── Available data
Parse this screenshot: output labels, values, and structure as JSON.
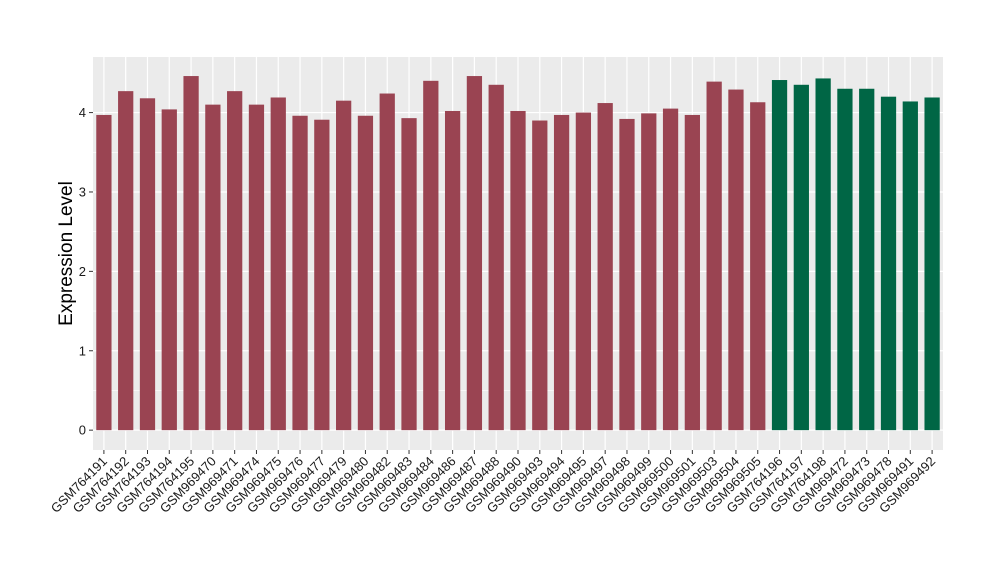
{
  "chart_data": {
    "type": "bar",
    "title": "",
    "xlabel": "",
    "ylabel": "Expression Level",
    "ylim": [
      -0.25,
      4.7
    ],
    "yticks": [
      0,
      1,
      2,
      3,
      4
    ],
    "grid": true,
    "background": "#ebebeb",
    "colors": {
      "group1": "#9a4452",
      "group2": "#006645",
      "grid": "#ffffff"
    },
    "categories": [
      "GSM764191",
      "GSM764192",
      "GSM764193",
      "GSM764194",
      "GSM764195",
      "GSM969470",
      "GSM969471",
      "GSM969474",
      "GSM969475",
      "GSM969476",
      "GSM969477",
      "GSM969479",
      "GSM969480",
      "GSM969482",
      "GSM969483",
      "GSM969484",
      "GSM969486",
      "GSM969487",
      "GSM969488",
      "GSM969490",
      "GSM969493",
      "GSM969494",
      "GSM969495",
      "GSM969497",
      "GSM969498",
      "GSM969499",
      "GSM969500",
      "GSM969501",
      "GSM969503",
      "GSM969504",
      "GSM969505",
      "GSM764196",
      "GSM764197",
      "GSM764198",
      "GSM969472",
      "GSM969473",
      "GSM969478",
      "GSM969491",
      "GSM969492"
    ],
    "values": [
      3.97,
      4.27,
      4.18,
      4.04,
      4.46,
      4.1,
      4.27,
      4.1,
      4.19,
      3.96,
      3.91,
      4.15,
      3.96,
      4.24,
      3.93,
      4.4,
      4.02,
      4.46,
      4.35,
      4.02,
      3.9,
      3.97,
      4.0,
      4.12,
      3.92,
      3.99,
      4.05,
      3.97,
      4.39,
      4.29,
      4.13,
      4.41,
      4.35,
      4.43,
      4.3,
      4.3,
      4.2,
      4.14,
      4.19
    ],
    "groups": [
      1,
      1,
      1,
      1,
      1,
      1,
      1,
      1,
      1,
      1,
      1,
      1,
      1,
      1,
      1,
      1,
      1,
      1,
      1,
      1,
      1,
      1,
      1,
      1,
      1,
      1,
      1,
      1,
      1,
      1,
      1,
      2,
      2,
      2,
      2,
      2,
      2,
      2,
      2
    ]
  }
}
────
▸ What needs to be done
Leaving out the pictures, repeat the data above exactly.

▸ Answer to this problem
Parse this screenshot: output labels, values, and structure as JSON.
{
  "chart_data": {
    "type": "bar",
    "title": "",
    "xlabel": "",
    "ylabel": "Expression Level",
    "ylim": [
      -0.25,
      4.7
    ],
    "yticks": [
      0,
      1,
      2,
      3,
      4
    ],
    "grid": true,
    "background": "#ebebeb",
    "colors": {
      "group1": "#9a4452",
      "group2": "#006645",
      "grid": "#ffffff"
    },
    "categories": [
      "GSM764191",
      "GSM764192",
      "GSM764193",
      "GSM764194",
      "GSM764195",
      "GSM969470",
      "GSM969471",
      "GSM969474",
      "GSM969475",
      "GSM969476",
      "GSM969477",
      "GSM969479",
      "GSM969480",
      "GSM969482",
      "GSM969483",
      "GSM969484",
      "GSM969486",
      "GSM969487",
      "GSM969488",
      "GSM969490",
      "GSM969493",
      "GSM969494",
      "GSM969495",
      "GSM969497",
      "GSM969498",
      "GSM969499",
      "GSM969500",
      "GSM969501",
      "GSM969503",
      "GSM969504",
      "GSM969505",
      "GSM764196",
      "GSM764197",
      "GSM764198",
      "GSM969472",
      "GSM969473",
      "GSM969478",
      "GSM969491",
      "GSM969492"
    ],
    "values": [
      3.97,
      4.27,
      4.18,
      4.04,
      4.46,
      4.1,
      4.27,
      4.1,
      4.19,
      3.96,
      3.91,
      4.15,
      3.96,
      4.24,
      3.93,
      4.4,
      4.02,
      4.46,
      4.35,
      4.02,
      3.9,
      3.97,
      4.0,
      4.12,
      3.92,
      3.99,
      4.05,
      3.97,
      4.39,
      4.29,
      4.13,
      4.41,
      4.35,
      4.43,
      4.3,
      4.3,
      4.2,
      4.14,
      4.19
    ],
    "groups": [
      1,
      1,
      1,
      1,
      1,
      1,
      1,
      1,
      1,
      1,
      1,
      1,
      1,
      1,
      1,
      1,
      1,
      1,
      1,
      1,
      1,
      1,
      1,
      1,
      1,
      1,
      1,
      1,
      1,
      1,
      1,
      2,
      2,
      2,
      2,
      2,
      2,
      2,
      2
    ]
  }
}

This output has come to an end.